Begin Supplied data
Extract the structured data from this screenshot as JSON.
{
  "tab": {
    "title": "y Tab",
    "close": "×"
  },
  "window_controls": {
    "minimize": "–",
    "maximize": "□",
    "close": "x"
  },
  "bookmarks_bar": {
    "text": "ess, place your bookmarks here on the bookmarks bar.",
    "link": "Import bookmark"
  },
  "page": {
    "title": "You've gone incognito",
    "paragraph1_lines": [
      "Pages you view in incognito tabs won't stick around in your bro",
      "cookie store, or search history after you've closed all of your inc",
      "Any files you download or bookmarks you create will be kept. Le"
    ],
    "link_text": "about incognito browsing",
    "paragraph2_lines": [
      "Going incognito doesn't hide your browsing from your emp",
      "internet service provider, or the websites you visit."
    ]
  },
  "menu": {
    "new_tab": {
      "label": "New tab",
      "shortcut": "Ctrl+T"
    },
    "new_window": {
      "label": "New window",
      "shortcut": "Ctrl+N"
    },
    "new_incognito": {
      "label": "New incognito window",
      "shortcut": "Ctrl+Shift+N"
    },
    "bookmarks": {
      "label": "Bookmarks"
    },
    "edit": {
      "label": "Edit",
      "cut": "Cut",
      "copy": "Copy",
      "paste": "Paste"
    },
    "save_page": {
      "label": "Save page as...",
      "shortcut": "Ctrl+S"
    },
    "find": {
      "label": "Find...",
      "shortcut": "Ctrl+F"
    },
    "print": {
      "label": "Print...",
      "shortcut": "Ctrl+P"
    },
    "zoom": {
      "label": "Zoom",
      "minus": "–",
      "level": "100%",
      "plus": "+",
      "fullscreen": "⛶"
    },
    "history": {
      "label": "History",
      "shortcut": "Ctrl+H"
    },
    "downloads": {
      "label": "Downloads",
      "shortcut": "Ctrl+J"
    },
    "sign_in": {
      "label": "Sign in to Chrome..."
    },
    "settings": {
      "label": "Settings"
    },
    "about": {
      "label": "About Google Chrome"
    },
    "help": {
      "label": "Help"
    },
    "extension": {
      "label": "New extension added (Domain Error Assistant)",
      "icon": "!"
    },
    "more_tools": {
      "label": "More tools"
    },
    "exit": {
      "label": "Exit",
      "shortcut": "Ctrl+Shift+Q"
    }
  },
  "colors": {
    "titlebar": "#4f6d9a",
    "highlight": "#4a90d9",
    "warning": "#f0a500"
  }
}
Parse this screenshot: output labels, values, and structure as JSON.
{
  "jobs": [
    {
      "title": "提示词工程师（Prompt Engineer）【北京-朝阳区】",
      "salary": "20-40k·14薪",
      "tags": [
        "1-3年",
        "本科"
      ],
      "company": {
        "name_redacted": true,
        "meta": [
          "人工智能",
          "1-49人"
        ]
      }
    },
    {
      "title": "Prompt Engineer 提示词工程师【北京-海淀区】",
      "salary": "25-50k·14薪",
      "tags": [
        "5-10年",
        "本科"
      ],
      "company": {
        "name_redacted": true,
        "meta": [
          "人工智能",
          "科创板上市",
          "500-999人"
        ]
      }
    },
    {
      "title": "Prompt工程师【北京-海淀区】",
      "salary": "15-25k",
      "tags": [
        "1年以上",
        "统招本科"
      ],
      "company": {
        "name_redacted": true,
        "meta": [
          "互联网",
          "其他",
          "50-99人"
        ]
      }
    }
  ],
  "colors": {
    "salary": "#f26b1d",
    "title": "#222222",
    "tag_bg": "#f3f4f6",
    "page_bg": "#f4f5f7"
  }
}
End Supplied data
* **The task**
Determine the number of lines in the records that include the string "提示词工程师", and respond with that number only.

* **Expected answer**
2